Task:
Write out the whole listing again, exactly as given.

= = =

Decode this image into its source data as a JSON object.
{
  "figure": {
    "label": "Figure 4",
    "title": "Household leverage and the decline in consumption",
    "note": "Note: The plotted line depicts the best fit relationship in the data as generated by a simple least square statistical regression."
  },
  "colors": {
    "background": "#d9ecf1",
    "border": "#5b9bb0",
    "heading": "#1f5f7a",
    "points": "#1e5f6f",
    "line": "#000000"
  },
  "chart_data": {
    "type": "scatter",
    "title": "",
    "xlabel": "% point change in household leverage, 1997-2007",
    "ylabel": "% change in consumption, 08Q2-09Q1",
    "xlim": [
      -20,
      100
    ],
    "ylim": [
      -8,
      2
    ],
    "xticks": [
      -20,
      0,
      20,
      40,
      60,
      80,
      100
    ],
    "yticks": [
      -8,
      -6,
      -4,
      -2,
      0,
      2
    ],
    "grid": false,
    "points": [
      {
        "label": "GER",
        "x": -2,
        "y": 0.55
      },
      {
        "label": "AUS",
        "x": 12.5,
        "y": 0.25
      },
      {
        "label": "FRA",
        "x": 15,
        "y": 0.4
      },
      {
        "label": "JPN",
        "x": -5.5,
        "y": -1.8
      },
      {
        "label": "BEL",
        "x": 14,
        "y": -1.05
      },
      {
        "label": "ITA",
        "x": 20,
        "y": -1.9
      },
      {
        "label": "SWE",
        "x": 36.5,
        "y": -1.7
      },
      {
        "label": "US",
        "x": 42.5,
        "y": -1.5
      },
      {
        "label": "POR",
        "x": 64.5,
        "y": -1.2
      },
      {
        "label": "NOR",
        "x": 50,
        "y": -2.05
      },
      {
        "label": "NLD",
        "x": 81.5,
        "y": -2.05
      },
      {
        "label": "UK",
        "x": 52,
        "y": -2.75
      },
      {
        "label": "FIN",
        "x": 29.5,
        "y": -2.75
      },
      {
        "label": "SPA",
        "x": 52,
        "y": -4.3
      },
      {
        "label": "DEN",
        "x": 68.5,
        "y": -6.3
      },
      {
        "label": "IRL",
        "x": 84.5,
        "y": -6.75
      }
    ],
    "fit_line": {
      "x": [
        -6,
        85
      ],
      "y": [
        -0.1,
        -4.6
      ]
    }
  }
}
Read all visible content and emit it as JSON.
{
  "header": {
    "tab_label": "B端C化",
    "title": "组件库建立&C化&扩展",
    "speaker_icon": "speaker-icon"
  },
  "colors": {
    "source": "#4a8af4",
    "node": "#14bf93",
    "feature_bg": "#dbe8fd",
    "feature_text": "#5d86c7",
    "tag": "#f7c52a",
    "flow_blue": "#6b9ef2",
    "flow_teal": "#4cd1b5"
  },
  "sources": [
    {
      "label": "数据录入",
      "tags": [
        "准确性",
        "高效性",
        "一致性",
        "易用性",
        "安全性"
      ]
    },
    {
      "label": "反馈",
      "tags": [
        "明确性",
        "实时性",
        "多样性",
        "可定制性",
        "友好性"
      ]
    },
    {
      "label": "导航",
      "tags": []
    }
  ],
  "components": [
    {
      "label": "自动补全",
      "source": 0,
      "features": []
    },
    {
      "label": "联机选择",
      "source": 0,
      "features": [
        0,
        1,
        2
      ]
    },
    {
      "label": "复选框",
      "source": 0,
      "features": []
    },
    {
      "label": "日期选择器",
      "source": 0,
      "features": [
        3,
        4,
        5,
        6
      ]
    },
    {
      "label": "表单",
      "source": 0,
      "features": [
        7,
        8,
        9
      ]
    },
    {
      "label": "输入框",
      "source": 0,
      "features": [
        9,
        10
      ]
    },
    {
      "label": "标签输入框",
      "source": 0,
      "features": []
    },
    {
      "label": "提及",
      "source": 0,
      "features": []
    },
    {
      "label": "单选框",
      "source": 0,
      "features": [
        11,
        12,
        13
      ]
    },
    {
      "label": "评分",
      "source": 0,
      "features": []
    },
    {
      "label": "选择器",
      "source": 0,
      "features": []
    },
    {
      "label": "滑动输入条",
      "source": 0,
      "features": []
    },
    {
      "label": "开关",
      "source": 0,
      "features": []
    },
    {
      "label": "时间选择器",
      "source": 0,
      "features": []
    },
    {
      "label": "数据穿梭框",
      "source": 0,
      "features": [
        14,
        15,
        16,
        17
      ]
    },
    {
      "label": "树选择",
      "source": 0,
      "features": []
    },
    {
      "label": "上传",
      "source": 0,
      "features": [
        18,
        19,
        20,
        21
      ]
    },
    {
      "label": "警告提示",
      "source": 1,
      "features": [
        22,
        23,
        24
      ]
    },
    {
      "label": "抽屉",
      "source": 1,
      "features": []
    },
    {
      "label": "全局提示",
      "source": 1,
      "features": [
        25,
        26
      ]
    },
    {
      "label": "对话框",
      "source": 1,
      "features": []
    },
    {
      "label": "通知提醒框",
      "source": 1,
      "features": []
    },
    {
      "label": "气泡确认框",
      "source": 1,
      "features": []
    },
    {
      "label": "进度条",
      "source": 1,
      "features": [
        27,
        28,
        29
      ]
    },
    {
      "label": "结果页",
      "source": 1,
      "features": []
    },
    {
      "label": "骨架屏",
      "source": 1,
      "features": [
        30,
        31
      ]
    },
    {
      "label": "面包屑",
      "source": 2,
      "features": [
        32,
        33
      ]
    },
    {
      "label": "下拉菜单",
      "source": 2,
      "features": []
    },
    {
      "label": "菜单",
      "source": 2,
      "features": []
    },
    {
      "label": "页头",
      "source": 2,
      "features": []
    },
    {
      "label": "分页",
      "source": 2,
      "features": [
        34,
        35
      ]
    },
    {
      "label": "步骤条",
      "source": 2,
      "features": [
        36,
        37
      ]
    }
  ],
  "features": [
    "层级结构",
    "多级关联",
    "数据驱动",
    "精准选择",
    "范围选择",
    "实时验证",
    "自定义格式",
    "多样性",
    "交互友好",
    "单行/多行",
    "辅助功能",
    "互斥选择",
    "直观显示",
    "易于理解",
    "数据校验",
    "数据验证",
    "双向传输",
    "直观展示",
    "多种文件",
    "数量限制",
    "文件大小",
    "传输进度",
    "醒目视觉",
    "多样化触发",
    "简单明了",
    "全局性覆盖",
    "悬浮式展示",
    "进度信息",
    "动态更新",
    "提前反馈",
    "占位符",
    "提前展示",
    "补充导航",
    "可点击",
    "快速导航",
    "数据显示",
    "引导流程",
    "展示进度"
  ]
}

= = =

Answer to the exercise:
Decode this image into its source data as a JSON object.
{
  "figure": {
    "label": "Figure 4",
    "title": "Household leverage and the decline in consumption",
    "note": "Note: The plotted line depicts the best fit relationship in the data as generated by a simple least square statistical regression."
  },
  "colors": {
    "background": "#d9ecf1",
    "border": "#5b9bb0",
    "heading": "#1f5f7a",
    "points": "#1e5f6f",
    "line": "#000000"
  },
  "chart_data": {
    "type": "scatter",
    "title": "",
    "xlabel": "% point change in household leverage, 1997-2007",
    "ylabel": "% change in consumption, 08Q2-09Q1",
    "xlim": [
      -20,
      100
    ],
    "ylim": [
      -8,
      2
    ],
    "xticks": [
      -20,
      0,
      20,
      40,
      60,
      80,
      100
    ],
    "yticks": [
      -8,
      -6,
      -4,
      -2,
      0,
      2
    ],
    "grid": false,
    "points": [
      {
        "label": "GER",
        "x": -2,
        "y": 0.55
      },
      {
        "label": "AUS",
        "x": 12.5,
        "y": 0.25
      },
      {
        "label": "FRA",
        "x": 15,
        "y": 0.4
      },
      {
        "label": "JPN",
        "x": -5.5,
        "y": -1.8
      },
      {
        "label": "BEL",
        "x": 14,
        "y": -1.05
      },
      {
        "label": "ITA",
        "x": 20,
        "y": -1.9
      },
      {
        "label": "SWE",
        "x": 36.5,
        "y": -1.7
      },
      {
        "label": "US",
        "x": 42.5,
        "y": -1.5
      },
      {
        "label": "POR",
        "x": 64.5,
        "y": -1.2
      },
      {
        "label": "NOR",
        "x": 50,
        "y": -2.05
      },
      {
        "label": "NLD",
        "x": 81.5,
        "y": -2.05
      },
      {
        "label": "UK",
        "x": 52,
        "y": -2.75
      },
      {
        "label": "FIN",
        "x": 29.5,
        "y": -2.75
      },
      {
        "label": "SPA",
        "x": 52,
        "y": -4.3
      },
      {
        "label": "DEN",
        "x": 68.5,
        "y": -6.3
      },
      {
        "label": "IRL",
        "x": 84.5,
        "y": -6.75
      }
    ],
    "fit_line": {
      "x": [
        -6,
        85
      ],
      "y": [
        -0.1,
        -4.6
      ]
    }
  }
}
Read all visible content and emit it as JSON.
{
  "header": {
    "tab_label": "B端C化",
    "title": "组件库建立&C化&扩展",
    "speaker_icon": "speaker-icon"
  },
  "colors": {
    "source": "#4a8af4",
    "node": "#14bf93",
    "feature_bg": "#dbe8fd",
    "feature_text": "#5d86c7",
    "tag": "#f7c52a",
    "flow_blue": "#6b9ef2",
    "flow_teal": "#4cd1b5"
  },
  "sources": [
    {
      "label": "数据录入",
      "tags": [
        "准确性",
        "高效性",
        "一致性",
        "易用性",
        "安全性"
      ]
    },
    {
      "label": "反馈",
      "tags": [
        "明确性",
        "实时性",
        "多样性",
        "可定制性",
        "友好性"
      ]
    },
    {
      "label": "导航",
      "tags": []
    }
  ],
  "components": [
    {
      "label": "自动补全",
      "source": 0,
      "features": []
    },
    {
      "label": "联机选择",
      "source": 0,
      "features": [
        0,
        1,
        2
      ]
    },
    {
      "label": "复选框",
      "source": 0,
      "features": []
    },
    {
      "label": "日期选择器",
      "source": 0,
      "features": [
        3,
        4,
        5,
        6
      ]
    },
    {
      "label": "表单",
      "source": 0,
      "features": [
        7,
        8,
        9
      ]
    },
    {
      "label": "输入框",
      "source": 0,
      "features": [
        9,
        10
      ]
    },
    {
      "label": "标签输入框",
      "source": 0,
      "features": []
    },
    {
      "label": "提及",
      "source": 0,
      "features": []
    },
    {
      "label": "单选框",
      "source": 0,
      "features": [
        11,
        12,
        13
      ]
    },
    {
      "label": "评分",
      "source": 0,
      "features": []
    },
    {
      "label": "选择器",
      "source": 0,
      "features": []
    },
    {
      "label": "滑动输入条",
      "source": 0,
      "features": []
    },
    {
      "label": "开关",
      "source": 0,
      "features": []
    },
    {
      "label": "时间选择器",
      "source": 0,
      "features": []
    },
    {
      "label": "数据穿梭框",
      "source": 0,
      "features": [
        14,
        15,
        16,
        17
      ]
    },
    {
      "label": "树选择",
      "source": 0,
      "features": []
    },
    {
      "label": "上传",
      "source": 0,
      "features": [
        18,
        19,
        20,
        21
      ]
    },
    {
      "label": "警告提示",
      "source": 1,
      "features": [
        22,
        23,
        24
      ]
    },
    {
      "label": "抽屉",
      "source": 1,
      "features": []
    },
    {
      "label": "全局提示",
      "source": 1,
      "features": [
        25,
        26
      ]
    },
    {
      "label": "对话框",
      "source": 1,
      "features": []
    },
    {
      "label": "通知提醒框",
      "source": 1,
      "features": []
    },
    {
      "label": "气泡确认框",
      "source": 1,
      "features": []
    },
    {
      "label": "进度条",
      "source": 1,
      "features": [
        27,
        28,
        29
      ]
    },
    {
      "label": "结果页",
      "source": 1,
      "features": []
    },
    {
      "label": "骨架屏",
      "source": 1,
      "features": [
        30,
        31
      ]
    },
    {
      "label": "面包屑",
      "source": 2,
      "features": [
        32,
        33
      ]
    },
    {
      "label": "下拉菜单",
      "source": 2,
      "features": []
    },
    {
      "label": "菜单",
      "source": 2,
      "features": []
    },
    {
      "label": "页头",
      "source": 2,
      "features": []
    },
    {
      "label": "分页",
      "source": 2,
      "features": [
        34,
        35
      ]
    },
    {
      "label": "步骤条",
      "source": 2,
      "features": [
        36,
        37
      ]
    }
  ],
  "features": [
    "层级结构",
    "多级关联",
    "数据驱动",
    "精准选择",
    "范围选择",
    "实时验证",
    "自定义格式",
    "多样性",
    "交互友好",
    "单行/多行",
    "辅助功能",
    "互斥选择",
    "直观显示",
    "易于理解",
    "数据校验",
    "数据验证",
    "双向传输",
    "直观展示",
    "多种文件",
    "数量限制",
    "文件大小",
    "传输进度",
    "醒目视觉",
    "多样化触发",
    "简单明了",
    "全局性覆盖",
    "悬浮式展示",
    "进度信息",
    "动态更新",
    "提前反馈",
    "占位符",
    "提前展示",
    "补充导航",
    "可点击",
    "快速导航",
    "数据显示",
    "引导流程",
    "展示进度"
  ]
}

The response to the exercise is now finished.